- _Instructions to follow_: Images are excluded; otherwise, output every record exactly.

Stored data entries
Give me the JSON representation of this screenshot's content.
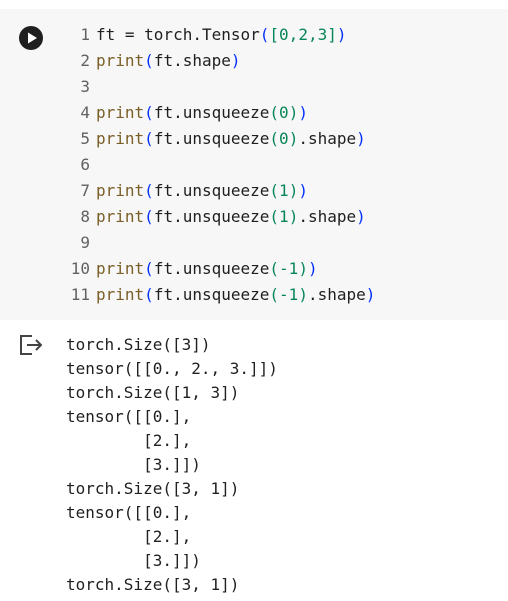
{
  "code_cell": {
    "run_icon": "play-circle-icon",
    "lines": [
      {
        "n": "1",
        "tokens": [
          {
            "t": "ft = torch.Tensor",
            "c": "plain"
          },
          {
            "t": "(",
            "c": "punc"
          },
          {
            "t": "[",
            "c": "num"
          },
          {
            "t": "0,2,3",
            "c": "num"
          },
          {
            "t": "]",
            "c": "num"
          },
          {
            "t": ")",
            "c": "punc"
          }
        ]
      },
      {
        "n": "2",
        "tokens": [
          {
            "t": "print",
            "c": "kw"
          },
          {
            "t": "(",
            "c": "punc"
          },
          {
            "t": "ft.shape",
            "c": "plain"
          },
          {
            "t": ")",
            "c": "punc"
          }
        ]
      },
      {
        "n": "3",
        "tokens": []
      },
      {
        "n": "4",
        "tokens": [
          {
            "t": "print",
            "c": "kw"
          },
          {
            "t": "(",
            "c": "punc"
          },
          {
            "t": "ft.unsqueeze",
            "c": "plain"
          },
          {
            "t": "(",
            "c": "num"
          },
          {
            "t": "0",
            "c": "num"
          },
          {
            "t": ")",
            "c": "num"
          },
          {
            "t": ")",
            "c": "punc"
          }
        ]
      },
      {
        "n": "5",
        "tokens": [
          {
            "t": "print",
            "c": "kw"
          },
          {
            "t": "(",
            "c": "punc"
          },
          {
            "t": "ft.unsqueeze",
            "c": "plain"
          },
          {
            "t": "(",
            "c": "num"
          },
          {
            "t": "0",
            "c": "num"
          },
          {
            "t": ")",
            "c": "num"
          },
          {
            "t": ".shape",
            "c": "plain"
          },
          {
            "t": ")",
            "c": "punc"
          }
        ]
      },
      {
        "n": "6",
        "tokens": []
      },
      {
        "n": "7",
        "tokens": [
          {
            "t": "print",
            "c": "kw"
          },
          {
            "t": "(",
            "c": "punc"
          },
          {
            "t": "ft.unsqueeze",
            "c": "plain"
          },
          {
            "t": "(",
            "c": "num"
          },
          {
            "t": "1",
            "c": "num"
          },
          {
            "t": ")",
            "c": "num"
          },
          {
            "t": ")",
            "c": "punc"
          }
        ]
      },
      {
        "n": "8",
        "tokens": [
          {
            "t": "print",
            "c": "kw"
          },
          {
            "t": "(",
            "c": "punc"
          },
          {
            "t": "ft.unsqueeze",
            "c": "plain"
          },
          {
            "t": "(",
            "c": "num"
          },
          {
            "t": "1",
            "c": "num"
          },
          {
            "t": ")",
            "c": "num"
          },
          {
            "t": ".shape",
            "c": "plain"
          },
          {
            "t": ")",
            "c": "punc"
          }
        ]
      },
      {
        "n": "9",
        "tokens": []
      },
      {
        "n": "10",
        "tokens": [
          {
            "t": "print",
            "c": "kw"
          },
          {
            "t": "(",
            "c": "punc"
          },
          {
            "t": "ft.unsqueeze",
            "c": "plain"
          },
          {
            "t": "(",
            "c": "num"
          },
          {
            "t": "-1",
            "c": "num"
          },
          {
            "t": ")",
            "c": "num"
          },
          {
            "t": ")",
            "c": "punc"
          }
        ]
      },
      {
        "n": "11",
        "tokens": [
          {
            "t": "print",
            "c": "kw"
          },
          {
            "t": "(",
            "c": "punc"
          },
          {
            "t": "ft.unsqueeze",
            "c": "plain"
          },
          {
            "t": "(",
            "c": "num"
          },
          {
            "t": "-1",
            "c": "num"
          },
          {
            "t": ")",
            "c": "num"
          },
          {
            "t": ".shape",
            "c": "plain"
          },
          {
            "t": ")",
            "c": "punc"
          }
        ]
      }
    ]
  },
  "output_cell": {
    "icon": "output-arrow-icon",
    "lines": [
      "torch.Size([3])",
      "tensor([[0., 2., 3.]])",
      "torch.Size([1, 3])",
      "tensor([[0.],",
      "        [2.],",
      "        [3.]])",
      "torch.Size([3, 1])",
      "tensor([[0.],",
      "        [2.],",
      "        [3.]])",
      "torch.Size([3, 1])"
    ]
  },
  "colors": {
    "cell_bg": "#f7f7f7",
    "keyword": "#795e26",
    "bracket": "#0431fa",
    "number": "#098658",
    "line_number": "#616161"
  }
}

- _Answer below_:
Give me the JSON representation of this screenshot's content.
{
  "code_cell": {
    "run_icon": "play-circle-icon",
    "lines": [
      {
        "n": "1",
        "tokens": [
          {
            "t": "ft = torch.Tensor",
            "c": "plain"
          },
          {
            "t": "(",
            "c": "punc"
          },
          {
            "t": "[",
            "c": "num"
          },
          {
            "t": "0,2,3",
            "c": "num"
          },
          {
            "t": "]",
            "c": "num"
          },
          {
            "t": ")",
            "c": "punc"
          }
        ]
      },
      {
        "n": "2",
        "tokens": [
          {
            "t": "print",
            "c": "kw"
          },
          {
            "t": "(",
            "c": "punc"
          },
          {
            "t": "ft.shape",
            "c": "plain"
          },
          {
            "t": ")",
            "c": "punc"
          }
        ]
      },
      {
        "n": "3",
        "tokens": []
      },
      {
        "n": "4",
        "tokens": [
          {
            "t": "print",
            "c": "kw"
          },
          {
            "t": "(",
            "c": "punc"
          },
          {
            "t": "ft.unsqueeze",
            "c": "plain"
          },
          {
            "t": "(",
            "c": "num"
          },
          {
            "t": "0",
            "c": "num"
          },
          {
            "t": ")",
            "c": "num"
          },
          {
            "t": ")",
            "c": "punc"
          }
        ]
      },
      {
        "n": "5",
        "tokens": [
          {
            "t": "print",
            "c": "kw"
          },
          {
            "t": "(",
            "c": "punc"
          },
          {
            "t": "ft.unsqueeze",
            "c": "plain"
          },
          {
            "t": "(",
            "c": "num"
          },
          {
            "t": "0",
            "c": "num"
          },
          {
            "t": ")",
            "c": "num"
          },
          {
            "t": ".shape",
            "c": "plain"
          },
          {
            "t": ")",
            "c": "punc"
          }
        ]
      },
      {
        "n": "6",
        "tokens": []
      },
      {
        "n": "7",
        "tokens": [
          {
            "t": "print",
            "c": "kw"
          },
          {
            "t": "(",
            "c": "punc"
          },
          {
            "t": "ft.unsqueeze",
            "c": "plain"
          },
          {
            "t": "(",
            "c": "num"
          },
          {
            "t": "1",
            "c": "num"
          },
          {
            "t": ")",
            "c": "num"
          },
          {
            "t": ")",
            "c": "punc"
          }
        ]
      },
      {
        "n": "8",
        "tokens": [
          {
            "t": "print",
            "c": "kw"
          },
          {
            "t": "(",
            "c": "punc"
          },
          {
            "t": "ft.unsqueeze",
            "c": "plain"
          },
          {
            "t": "(",
            "c": "num"
          },
          {
            "t": "1",
            "c": "num"
          },
          {
            "t": ")",
            "c": "num"
          },
          {
            "t": ".shape",
            "c": "plain"
          },
          {
            "t": ")",
            "c": "punc"
          }
        ]
      },
      {
        "n": "9",
        "tokens": []
      },
      {
        "n": "10",
        "tokens": [
          {
            "t": "print",
            "c": "kw"
          },
          {
            "t": "(",
            "c": "punc"
          },
          {
            "t": "ft.unsqueeze",
            "c": "plain"
          },
          {
            "t": "(",
            "c": "num"
          },
          {
            "t": "-1",
            "c": "num"
          },
          {
            "t": ")",
            "c": "num"
          },
          {
            "t": ")",
            "c": "punc"
          }
        ]
      },
      {
        "n": "11",
        "tokens": [
          {
            "t": "print",
            "c": "kw"
          },
          {
            "t": "(",
            "c": "punc"
          },
          {
            "t": "ft.unsqueeze",
            "c": "plain"
          },
          {
            "t": "(",
            "c": "num"
          },
          {
            "t": "-1",
            "c": "num"
          },
          {
            "t": ")",
            "c": "num"
          },
          {
            "t": ".shape",
            "c": "plain"
          },
          {
            "t": ")",
            "c": "punc"
          }
        ]
      }
    ]
  },
  "output_cell": {
    "icon": "output-arrow-icon",
    "lines": [
      "torch.Size([3])",
      "tensor([[0., 2., 3.]])",
      "torch.Size([1, 3])",
      "tensor([[0.],",
      "        [2.],",
      "        [3.]])",
      "torch.Size([3, 1])",
      "tensor([[0.],",
      "        [2.],",
      "        [3.]])",
      "torch.Size([3, 1])"
    ]
  },
  "colors": {
    "cell_bg": "#f7f7f7",
    "keyword": "#795e26",
    "bracket": "#0431fa",
    "number": "#098658",
    "line_number": "#616161"
  }
}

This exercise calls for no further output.